═════ TASK INPUT

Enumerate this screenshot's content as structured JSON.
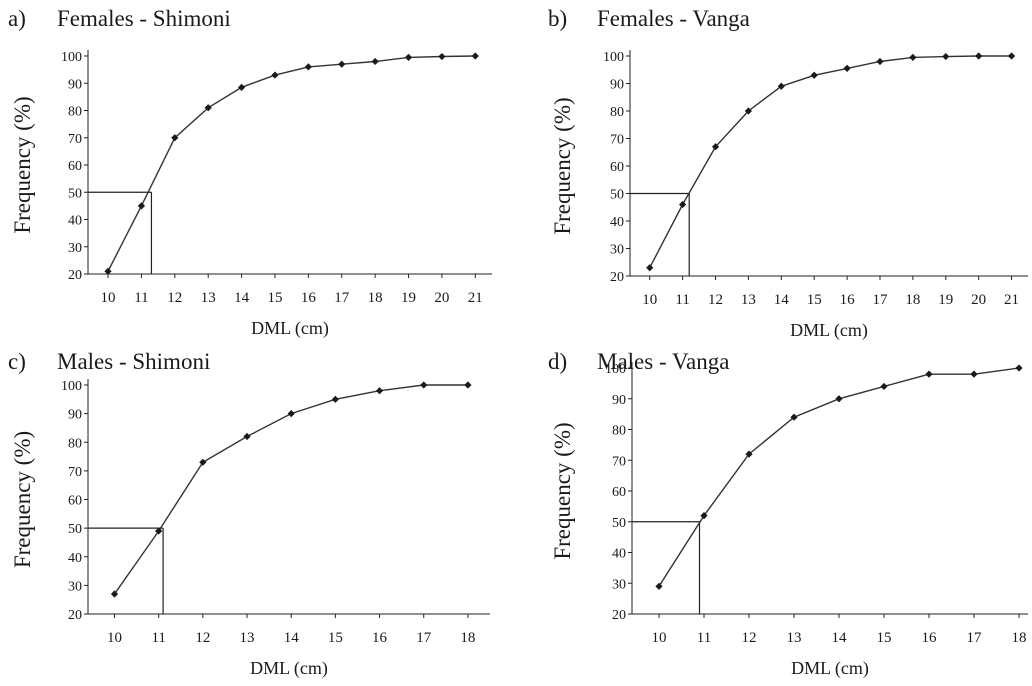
{
  "chart_data": [
    {
      "type": "line",
      "letter": "a)",
      "title": "Females - Shimoni",
      "xlabel": "DML (cm)",
      "ylabel": "Frequency (%)",
      "xticks": [
        10,
        11,
        12,
        13,
        14,
        15,
        16,
        17,
        18,
        19,
        20,
        21
      ],
      "yticks": [
        20,
        30,
        40,
        50,
        60,
        70,
        80,
        90,
        100
      ],
      "xlim": [
        9.4,
        21.5
      ],
      "ylim": [
        20,
        100
      ],
      "x": [
        10,
        11,
        12,
        13,
        14,
        15,
        16,
        17,
        18,
        19,
        20,
        21
      ],
      "y": [
        21,
        45,
        70,
        81,
        88.5,
        93,
        96,
        97,
        98,
        99.5,
        99.8,
        100
      ],
      "guide_x": 11.3,
      "guide_y": 50
    },
    {
      "type": "line",
      "letter": "b)",
      "title": "Females - Vanga",
      "xlabel": "DML (cm)",
      "ylabel": "Frequency (%)",
      "xticks": [
        10,
        11,
        12,
        13,
        14,
        15,
        16,
        17,
        18,
        19,
        20,
        21
      ],
      "yticks": [
        20,
        30,
        40,
        50,
        60,
        70,
        80,
        90,
        100
      ],
      "xlim": [
        9.4,
        21.5
      ],
      "ylim": [
        20,
        100
      ],
      "x": [
        10,
        11,
        12,
        13,
        14,
        15,
        16,
        17,
        18,
        19,
        20,
        21
      ],
      "y": [
        23,
        46,
        67,
        80,
        89,
        93,
        95.5,
        98,
        99.5,
        99.8,
        100,
        100
      ],
      "guide_x": 11.2,
      "guide_y": 50
    },
    {
      "type": "line",
      "letter": "c)",
      "title": "Males - Shimoni",
      "xlabel": "DML (cm)",
      "ylabel": "Frequency (%)",
      "xticks": [
        10,
        11,
        12,
        13,
        14,
        15,
        16,
        17,
        18
      ],
      "yticks": [
        20,
        30,
        40,
        50,
        60,
        70,
        80,
        90,
        100
      ],
      "xlim": [
        9.4,
        18.5
      ],
      "ylim": [
        20,
        100
      ],
      "x": [
        10,
        11,
        12,
        13,
        14,
        15,
        16,
        17,
        18
      ],
      "y": [
        27,
        49,
        73,
        82,
        90,
        95,
        98,
        100,
        100
      ],
      "guide_x": 11.1,
      "guide_y": 50
    },
    {
      "type": "line",
      "letter": "d)",
      "title": "Males - Vanga",
      "xlabel": "DML (cm)",
      "ylabel": "Frequency (%)",
      "xticks": [
        10,
        11,
        12,
        13,
        14,
        15,
        16,
        17,
        18
      ],
      "yticks": [
        20,
        30,
        40,
        50,
        60,
        70,
        80,
        90,
        100
      ],
      "xlim": [
        9.4,
        18.2
      ],
      "ylim": [
        20,
        100
      ],
      "x": [
        10,
        11,
        12,
        13,
        14,
        15,
        16,
        17,
        18
      ],
      "y": [
        29,
        52,
        72,
        84,
        90,
        94,
        98,
        98,
        100
      ],
      "guide_x": 10.9,
      "guide_y": 50
    }
  ],
  "colors": {
    "line": "#333333",
    "marker": "#1a1a1a",
    "axis": "#222222"
  }
}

══════════

• _YOUR OBJECTIVE_
Pull out every line above that holds the word "Females".

• _SOLUTION TO THIS PROBLEM_
      "title": "Females - Shimoni",
      "title": "Females - Vanga",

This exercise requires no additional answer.